• **PASSAGE SHOWN**:
○ ○ ○ ○ ○ ○ ○
Some people talk about meta data all the time as though it holds the answer to ALL questions about managing data. I may even be considered as one of those people. If YOU are already getting tired of talking about meta data, you are probably in the wrong business.
Meta data is not really new. It was around long before you and I arrived in this industry. Meta data will be around long after we go to that great repository in the sky. But it was not until the past ten years, maybe much less, that the importance of managing meta data became apparent. This increase in importance has been a result of companies integrating the vast number of information systems and databases, creating decision support environments, and paying attention to managing data as a valued corporate asset.
Meta data (as data about data; or documentation about data) has now become an integral part of EVERYTHING having to do with information technology. If you do not believe me, consider the following questions.
1. Should meta data be a consideration in the evaluation of IT tools?
Yes, Meta data should always be a consideration when evaluating new and old IT tools. The data (or information) that is found in all IT tools is meta data. The meta data is, more often than not, used ONLY by the tool to perform its function (extraction, movement, security, modeling, reporting, …). Each function is very important but the meta data typically is never viewed or used by people who are not directly associated with the use of that tool.
○ ○ ○ ○ ○ ○ ○
• **GIVEN ENTRIES**:
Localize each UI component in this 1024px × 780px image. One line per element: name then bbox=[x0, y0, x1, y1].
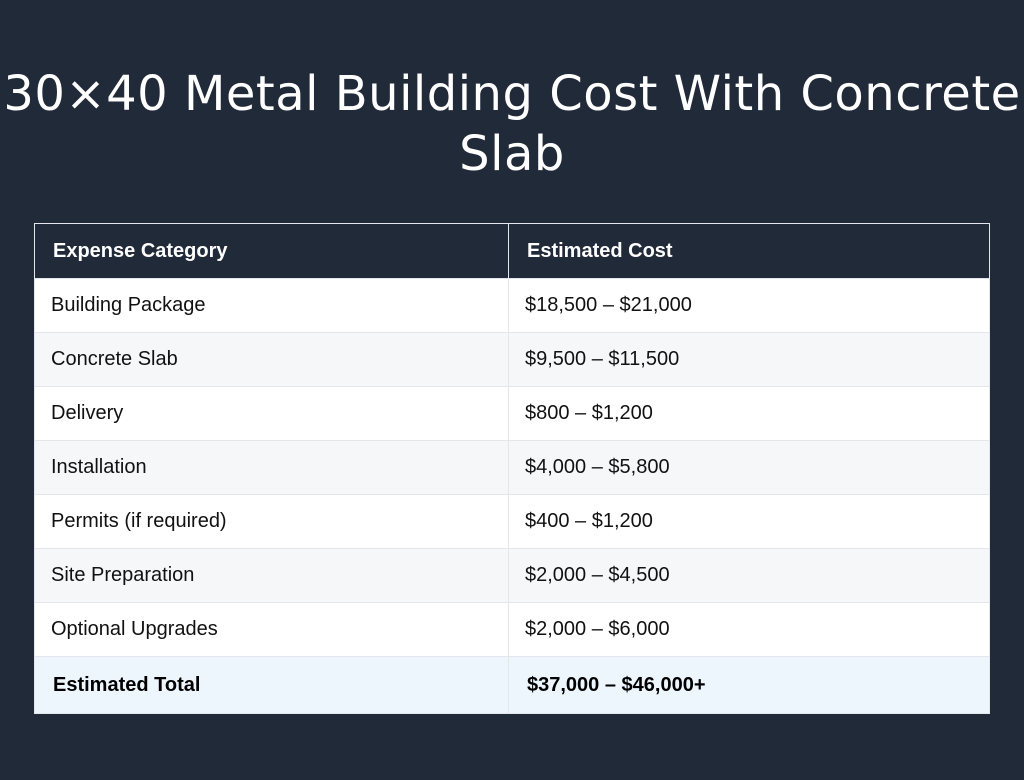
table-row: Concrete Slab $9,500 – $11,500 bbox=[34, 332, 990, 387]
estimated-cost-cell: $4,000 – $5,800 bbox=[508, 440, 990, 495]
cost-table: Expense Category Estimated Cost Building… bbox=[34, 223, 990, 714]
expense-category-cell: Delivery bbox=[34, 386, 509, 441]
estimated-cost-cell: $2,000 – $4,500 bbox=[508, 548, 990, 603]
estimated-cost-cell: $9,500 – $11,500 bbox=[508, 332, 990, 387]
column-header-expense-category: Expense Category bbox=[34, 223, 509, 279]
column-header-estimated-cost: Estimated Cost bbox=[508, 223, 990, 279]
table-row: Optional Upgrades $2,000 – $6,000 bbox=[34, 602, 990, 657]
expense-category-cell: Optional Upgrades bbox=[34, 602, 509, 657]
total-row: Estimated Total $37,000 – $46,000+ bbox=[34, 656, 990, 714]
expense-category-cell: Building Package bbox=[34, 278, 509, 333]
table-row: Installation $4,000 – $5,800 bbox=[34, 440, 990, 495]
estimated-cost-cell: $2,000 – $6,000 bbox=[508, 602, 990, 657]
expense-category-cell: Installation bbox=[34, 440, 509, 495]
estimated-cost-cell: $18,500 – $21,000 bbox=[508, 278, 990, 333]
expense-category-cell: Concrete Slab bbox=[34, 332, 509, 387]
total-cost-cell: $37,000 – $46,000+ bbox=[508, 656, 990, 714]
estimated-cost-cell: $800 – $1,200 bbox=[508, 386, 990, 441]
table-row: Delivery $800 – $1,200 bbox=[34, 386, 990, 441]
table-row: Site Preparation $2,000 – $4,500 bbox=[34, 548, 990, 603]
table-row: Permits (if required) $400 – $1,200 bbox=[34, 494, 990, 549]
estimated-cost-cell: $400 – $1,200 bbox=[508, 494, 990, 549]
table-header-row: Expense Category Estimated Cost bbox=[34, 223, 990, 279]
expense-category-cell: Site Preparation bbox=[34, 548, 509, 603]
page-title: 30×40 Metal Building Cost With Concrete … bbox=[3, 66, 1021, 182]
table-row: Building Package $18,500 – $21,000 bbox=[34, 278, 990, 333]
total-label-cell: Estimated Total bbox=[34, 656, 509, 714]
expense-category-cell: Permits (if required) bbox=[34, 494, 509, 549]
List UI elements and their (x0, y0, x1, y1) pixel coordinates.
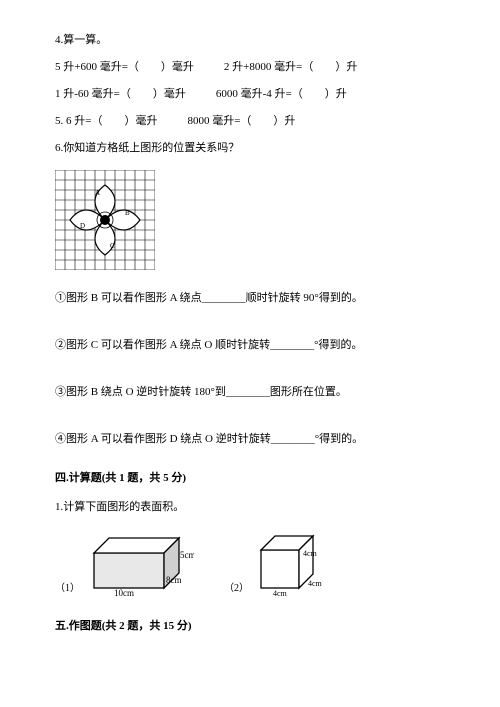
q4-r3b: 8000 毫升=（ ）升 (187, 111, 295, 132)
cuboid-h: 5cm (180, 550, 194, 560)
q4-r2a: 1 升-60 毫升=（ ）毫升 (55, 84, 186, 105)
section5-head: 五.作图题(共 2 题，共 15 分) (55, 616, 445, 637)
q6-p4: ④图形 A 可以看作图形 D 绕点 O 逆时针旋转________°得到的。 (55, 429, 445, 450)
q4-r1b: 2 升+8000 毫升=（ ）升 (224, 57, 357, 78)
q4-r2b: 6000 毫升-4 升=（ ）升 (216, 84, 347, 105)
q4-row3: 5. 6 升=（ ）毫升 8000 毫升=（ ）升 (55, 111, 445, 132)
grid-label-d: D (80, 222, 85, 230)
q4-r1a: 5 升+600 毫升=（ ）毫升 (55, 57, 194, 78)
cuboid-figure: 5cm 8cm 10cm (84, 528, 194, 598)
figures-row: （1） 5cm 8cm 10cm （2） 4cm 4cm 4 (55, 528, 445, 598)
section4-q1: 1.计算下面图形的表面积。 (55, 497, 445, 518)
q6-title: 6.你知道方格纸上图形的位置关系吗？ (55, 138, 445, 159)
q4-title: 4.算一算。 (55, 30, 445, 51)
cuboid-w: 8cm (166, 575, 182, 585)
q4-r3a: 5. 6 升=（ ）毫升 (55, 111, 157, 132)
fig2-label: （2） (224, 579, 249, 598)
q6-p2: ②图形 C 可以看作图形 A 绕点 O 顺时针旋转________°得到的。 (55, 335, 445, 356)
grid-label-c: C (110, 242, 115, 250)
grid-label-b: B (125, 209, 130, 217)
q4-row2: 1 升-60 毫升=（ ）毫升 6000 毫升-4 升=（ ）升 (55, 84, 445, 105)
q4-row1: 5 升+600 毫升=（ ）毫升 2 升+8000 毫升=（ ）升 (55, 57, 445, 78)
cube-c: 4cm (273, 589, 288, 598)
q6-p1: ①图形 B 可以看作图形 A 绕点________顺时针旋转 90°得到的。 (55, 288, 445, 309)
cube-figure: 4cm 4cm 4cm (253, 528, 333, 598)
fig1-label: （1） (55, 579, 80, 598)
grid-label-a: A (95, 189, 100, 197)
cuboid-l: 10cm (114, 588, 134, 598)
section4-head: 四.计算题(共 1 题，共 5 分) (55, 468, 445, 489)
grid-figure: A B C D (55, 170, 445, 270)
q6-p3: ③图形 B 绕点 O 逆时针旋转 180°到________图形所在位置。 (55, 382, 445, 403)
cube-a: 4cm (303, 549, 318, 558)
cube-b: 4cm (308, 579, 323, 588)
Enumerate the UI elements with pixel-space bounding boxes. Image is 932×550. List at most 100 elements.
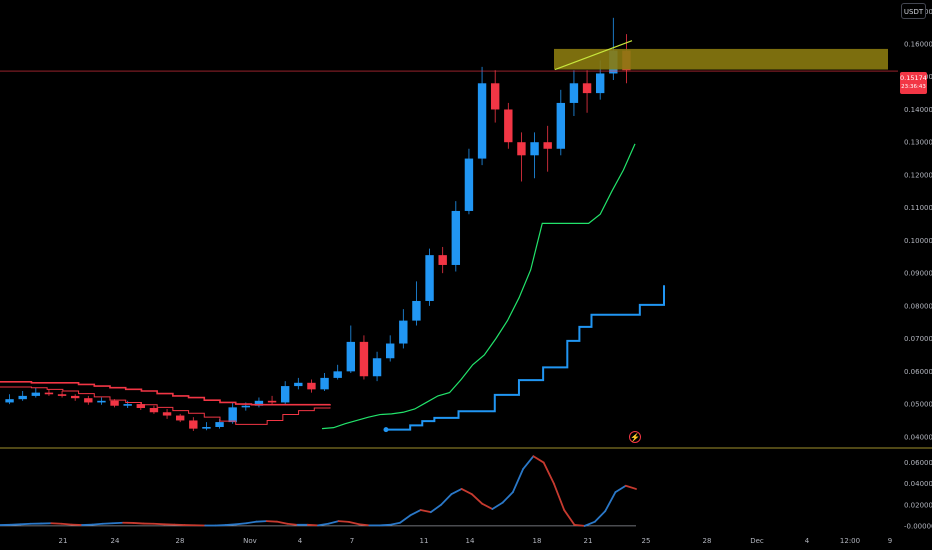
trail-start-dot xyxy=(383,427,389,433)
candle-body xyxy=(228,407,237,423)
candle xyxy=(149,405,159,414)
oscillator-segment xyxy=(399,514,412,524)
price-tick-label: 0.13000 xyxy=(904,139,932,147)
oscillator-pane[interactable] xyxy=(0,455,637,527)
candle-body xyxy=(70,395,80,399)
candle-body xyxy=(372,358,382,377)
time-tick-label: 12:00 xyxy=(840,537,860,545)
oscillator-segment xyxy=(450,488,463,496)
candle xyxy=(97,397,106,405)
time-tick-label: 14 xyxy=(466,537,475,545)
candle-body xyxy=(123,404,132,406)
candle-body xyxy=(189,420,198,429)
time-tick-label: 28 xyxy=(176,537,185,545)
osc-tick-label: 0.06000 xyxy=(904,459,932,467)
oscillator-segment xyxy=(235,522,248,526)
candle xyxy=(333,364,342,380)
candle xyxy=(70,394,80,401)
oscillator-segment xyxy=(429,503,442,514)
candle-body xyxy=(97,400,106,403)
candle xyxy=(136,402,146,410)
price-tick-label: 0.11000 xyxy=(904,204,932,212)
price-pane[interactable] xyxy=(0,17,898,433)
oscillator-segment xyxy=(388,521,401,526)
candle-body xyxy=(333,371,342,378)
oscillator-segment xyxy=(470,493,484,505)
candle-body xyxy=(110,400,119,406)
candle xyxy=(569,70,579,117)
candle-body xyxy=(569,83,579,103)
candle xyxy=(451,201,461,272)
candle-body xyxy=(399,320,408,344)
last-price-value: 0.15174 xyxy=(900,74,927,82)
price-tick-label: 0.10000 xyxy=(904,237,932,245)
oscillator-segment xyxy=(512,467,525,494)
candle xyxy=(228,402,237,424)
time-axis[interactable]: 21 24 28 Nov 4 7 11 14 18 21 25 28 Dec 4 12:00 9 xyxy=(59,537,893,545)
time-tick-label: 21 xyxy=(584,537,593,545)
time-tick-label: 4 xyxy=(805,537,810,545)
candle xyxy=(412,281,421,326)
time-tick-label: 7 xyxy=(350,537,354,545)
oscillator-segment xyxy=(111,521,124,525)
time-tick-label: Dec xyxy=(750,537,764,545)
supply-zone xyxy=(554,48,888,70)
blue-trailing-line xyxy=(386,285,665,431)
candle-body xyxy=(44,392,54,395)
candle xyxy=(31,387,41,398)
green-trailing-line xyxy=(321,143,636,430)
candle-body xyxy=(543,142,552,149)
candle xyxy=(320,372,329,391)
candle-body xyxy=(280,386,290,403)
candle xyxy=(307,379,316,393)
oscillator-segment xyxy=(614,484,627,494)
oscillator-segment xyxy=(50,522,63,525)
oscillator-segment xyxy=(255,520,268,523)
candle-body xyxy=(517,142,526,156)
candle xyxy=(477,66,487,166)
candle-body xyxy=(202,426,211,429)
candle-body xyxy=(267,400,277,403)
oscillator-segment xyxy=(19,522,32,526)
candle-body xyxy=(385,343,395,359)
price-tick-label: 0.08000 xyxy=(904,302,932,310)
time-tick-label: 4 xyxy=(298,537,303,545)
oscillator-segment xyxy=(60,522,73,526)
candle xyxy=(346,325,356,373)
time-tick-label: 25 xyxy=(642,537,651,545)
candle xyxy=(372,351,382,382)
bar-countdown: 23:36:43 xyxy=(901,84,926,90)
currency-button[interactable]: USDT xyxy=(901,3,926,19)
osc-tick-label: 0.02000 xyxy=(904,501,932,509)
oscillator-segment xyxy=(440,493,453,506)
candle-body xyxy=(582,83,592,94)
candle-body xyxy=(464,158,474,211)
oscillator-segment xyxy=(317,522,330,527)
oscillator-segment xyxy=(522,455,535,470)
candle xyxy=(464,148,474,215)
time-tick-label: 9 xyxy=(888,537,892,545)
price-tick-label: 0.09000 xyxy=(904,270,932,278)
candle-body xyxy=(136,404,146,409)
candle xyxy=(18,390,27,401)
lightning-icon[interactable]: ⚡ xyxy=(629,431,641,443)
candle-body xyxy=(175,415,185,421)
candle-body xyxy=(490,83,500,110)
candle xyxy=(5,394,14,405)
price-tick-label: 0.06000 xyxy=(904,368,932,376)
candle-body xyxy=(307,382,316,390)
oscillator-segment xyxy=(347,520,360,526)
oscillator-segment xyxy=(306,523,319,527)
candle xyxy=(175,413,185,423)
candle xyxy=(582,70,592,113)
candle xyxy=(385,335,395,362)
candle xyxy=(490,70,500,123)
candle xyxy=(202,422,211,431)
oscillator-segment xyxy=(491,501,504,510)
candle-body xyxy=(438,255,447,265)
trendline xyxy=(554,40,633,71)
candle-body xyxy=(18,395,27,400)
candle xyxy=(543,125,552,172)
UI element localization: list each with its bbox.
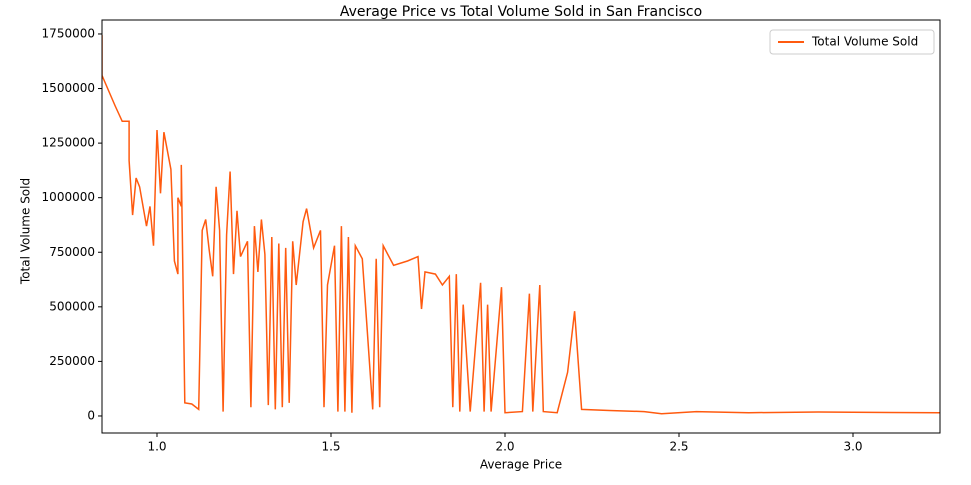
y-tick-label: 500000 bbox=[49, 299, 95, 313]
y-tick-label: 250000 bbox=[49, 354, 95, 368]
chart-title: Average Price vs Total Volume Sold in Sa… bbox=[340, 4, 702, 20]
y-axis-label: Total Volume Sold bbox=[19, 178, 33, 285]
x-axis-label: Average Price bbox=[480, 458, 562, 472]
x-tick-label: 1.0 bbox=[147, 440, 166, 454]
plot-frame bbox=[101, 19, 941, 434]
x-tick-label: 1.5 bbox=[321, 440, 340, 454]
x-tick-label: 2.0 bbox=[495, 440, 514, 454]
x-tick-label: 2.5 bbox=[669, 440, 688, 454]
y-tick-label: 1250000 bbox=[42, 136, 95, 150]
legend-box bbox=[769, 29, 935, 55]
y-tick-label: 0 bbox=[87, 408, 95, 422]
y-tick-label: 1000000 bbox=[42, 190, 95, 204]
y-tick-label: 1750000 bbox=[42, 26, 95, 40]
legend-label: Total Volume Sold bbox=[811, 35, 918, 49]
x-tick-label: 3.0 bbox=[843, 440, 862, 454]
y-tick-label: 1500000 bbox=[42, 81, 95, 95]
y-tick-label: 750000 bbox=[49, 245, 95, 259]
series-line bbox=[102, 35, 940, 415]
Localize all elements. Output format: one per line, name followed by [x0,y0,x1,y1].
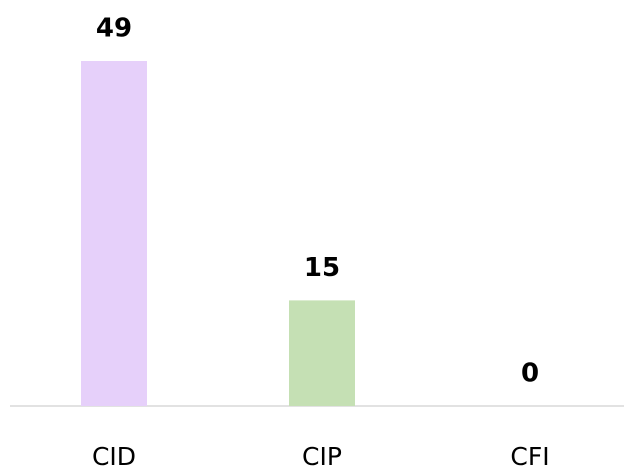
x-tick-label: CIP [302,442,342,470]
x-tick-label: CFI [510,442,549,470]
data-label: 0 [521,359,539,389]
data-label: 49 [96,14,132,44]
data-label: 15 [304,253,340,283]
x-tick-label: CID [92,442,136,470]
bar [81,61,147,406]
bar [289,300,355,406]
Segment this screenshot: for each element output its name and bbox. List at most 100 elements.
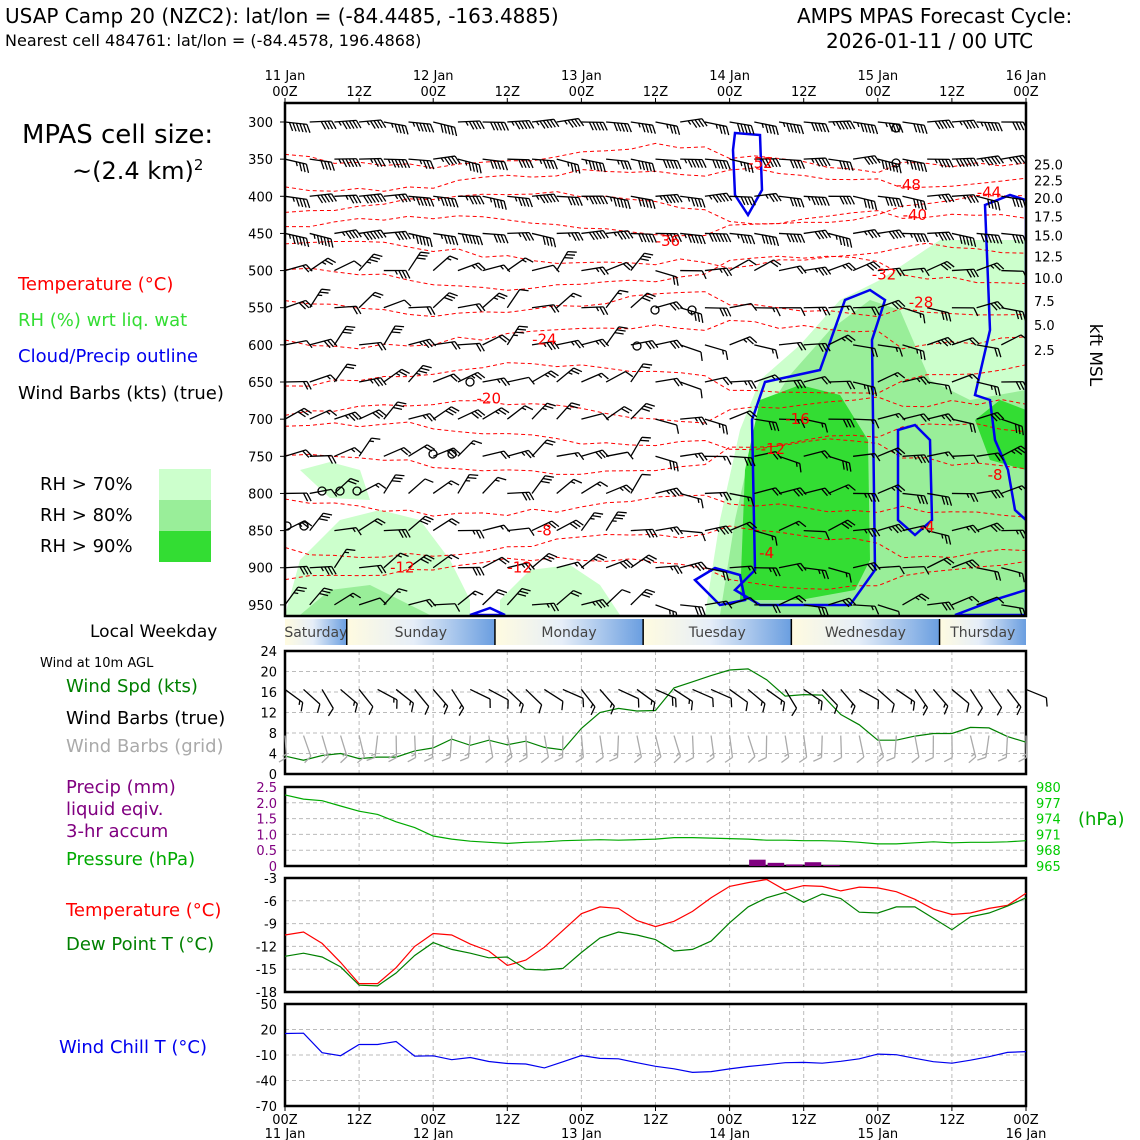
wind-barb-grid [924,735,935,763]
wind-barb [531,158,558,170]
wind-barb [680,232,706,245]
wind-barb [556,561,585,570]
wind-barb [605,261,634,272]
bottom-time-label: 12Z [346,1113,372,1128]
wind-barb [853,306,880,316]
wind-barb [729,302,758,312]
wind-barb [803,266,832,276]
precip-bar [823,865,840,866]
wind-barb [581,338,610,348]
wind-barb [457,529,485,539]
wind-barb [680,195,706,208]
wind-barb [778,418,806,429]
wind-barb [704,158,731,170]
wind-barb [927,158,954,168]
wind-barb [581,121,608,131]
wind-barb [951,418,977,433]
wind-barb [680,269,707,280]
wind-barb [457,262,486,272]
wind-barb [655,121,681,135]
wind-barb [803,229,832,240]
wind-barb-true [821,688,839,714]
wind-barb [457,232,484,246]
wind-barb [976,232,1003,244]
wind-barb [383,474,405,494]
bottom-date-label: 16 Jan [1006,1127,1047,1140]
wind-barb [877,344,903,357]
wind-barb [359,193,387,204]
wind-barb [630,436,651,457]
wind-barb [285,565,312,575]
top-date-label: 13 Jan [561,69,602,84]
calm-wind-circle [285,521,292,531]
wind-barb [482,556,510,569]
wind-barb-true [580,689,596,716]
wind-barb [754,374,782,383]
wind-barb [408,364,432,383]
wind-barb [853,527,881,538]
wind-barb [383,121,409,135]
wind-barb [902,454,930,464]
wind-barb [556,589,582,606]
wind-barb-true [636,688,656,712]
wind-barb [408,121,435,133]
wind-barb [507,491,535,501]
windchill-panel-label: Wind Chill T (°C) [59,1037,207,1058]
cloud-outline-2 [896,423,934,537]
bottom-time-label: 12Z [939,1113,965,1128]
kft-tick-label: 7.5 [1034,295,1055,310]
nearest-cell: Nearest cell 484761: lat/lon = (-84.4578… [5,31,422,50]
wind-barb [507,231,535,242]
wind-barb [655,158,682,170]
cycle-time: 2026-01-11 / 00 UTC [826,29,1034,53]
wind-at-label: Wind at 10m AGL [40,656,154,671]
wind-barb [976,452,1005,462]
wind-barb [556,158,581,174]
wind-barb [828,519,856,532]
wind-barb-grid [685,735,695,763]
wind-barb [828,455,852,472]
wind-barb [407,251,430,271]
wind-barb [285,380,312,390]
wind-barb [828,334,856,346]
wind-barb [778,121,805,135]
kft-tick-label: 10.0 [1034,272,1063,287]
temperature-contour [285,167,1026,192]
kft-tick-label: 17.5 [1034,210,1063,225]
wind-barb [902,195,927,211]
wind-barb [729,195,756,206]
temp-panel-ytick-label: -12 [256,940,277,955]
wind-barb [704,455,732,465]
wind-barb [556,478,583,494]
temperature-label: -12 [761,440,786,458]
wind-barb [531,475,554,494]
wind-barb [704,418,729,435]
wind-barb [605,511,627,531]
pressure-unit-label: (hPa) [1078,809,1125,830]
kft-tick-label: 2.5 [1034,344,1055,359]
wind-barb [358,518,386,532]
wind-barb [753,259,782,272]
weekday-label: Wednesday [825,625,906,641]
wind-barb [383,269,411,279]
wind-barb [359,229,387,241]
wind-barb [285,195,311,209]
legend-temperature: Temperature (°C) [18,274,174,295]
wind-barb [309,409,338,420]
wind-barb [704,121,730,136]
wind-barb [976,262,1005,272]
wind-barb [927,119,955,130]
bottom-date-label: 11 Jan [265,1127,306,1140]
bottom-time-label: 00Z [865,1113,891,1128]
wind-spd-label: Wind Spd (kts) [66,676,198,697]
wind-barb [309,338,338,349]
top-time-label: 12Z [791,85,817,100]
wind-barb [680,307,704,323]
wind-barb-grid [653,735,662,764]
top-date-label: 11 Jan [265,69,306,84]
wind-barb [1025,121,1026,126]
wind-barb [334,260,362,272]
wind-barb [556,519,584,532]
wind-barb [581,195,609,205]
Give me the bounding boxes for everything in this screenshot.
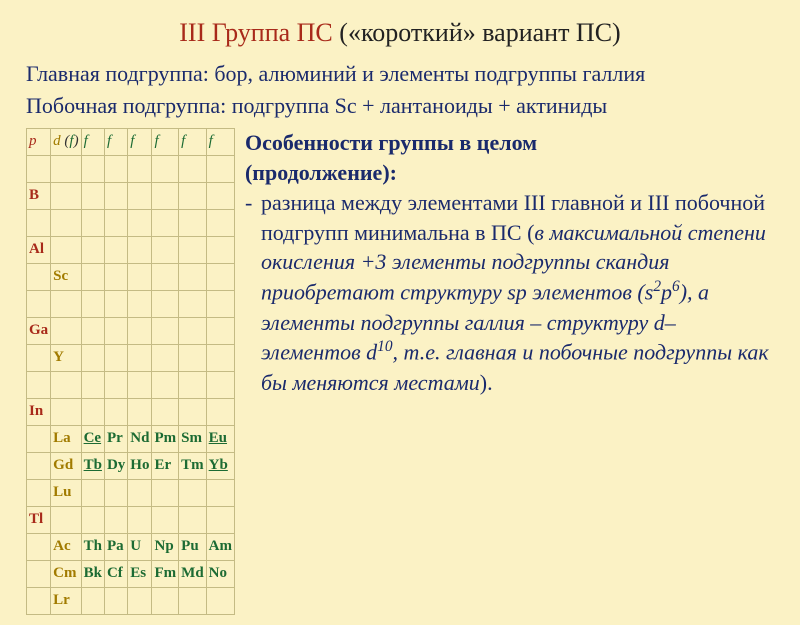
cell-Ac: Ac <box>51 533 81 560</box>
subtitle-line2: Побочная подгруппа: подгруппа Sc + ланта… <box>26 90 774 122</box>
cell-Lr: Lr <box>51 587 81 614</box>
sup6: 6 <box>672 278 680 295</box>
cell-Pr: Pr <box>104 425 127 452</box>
○ ○ ○ ○ ○ ○ ○
• **WHAT IS ASKED**:
• a. In the meta data article, condense the paragraph beginning "Meta data is not really new" into two sentences, keeping its main facts.
• b. In the entries, replace "candle-body" with "candle-box" throughout the stretch from the line containing "trail-start-dot xyxy=(383,427,389,433)" through the line containing "candle-body xyxy=(372,358,382,377)", and give back only those lines with nothing else changed.

• **SOLUTIONS PER TASK**:
• a. Meta data existed long before today's practitioners entered the industry and will outlast them, but only in roughly the past ten years or less has the importance of managing it become apparent. This rise came from companies integrating their many information systems and databases, creating decision support environments, and managing data as a valued corporate asset.

• b.
trail-start-dot xyxy=(383,427,389,433)
candle-box xyxy=(228,407,237,423)
candle xyxy=(149,405,159,414)
oscillator-segment xyxy=(399,514,412,524)
price-tick-label: 0.13000 xyxy=(904,139,932,147)
oscillator-pane[interactable] xyxy=(0,455,637,527)
candle-box xyxy=(70,395,80,399)
candle-box xyxy=(372,358,382,377)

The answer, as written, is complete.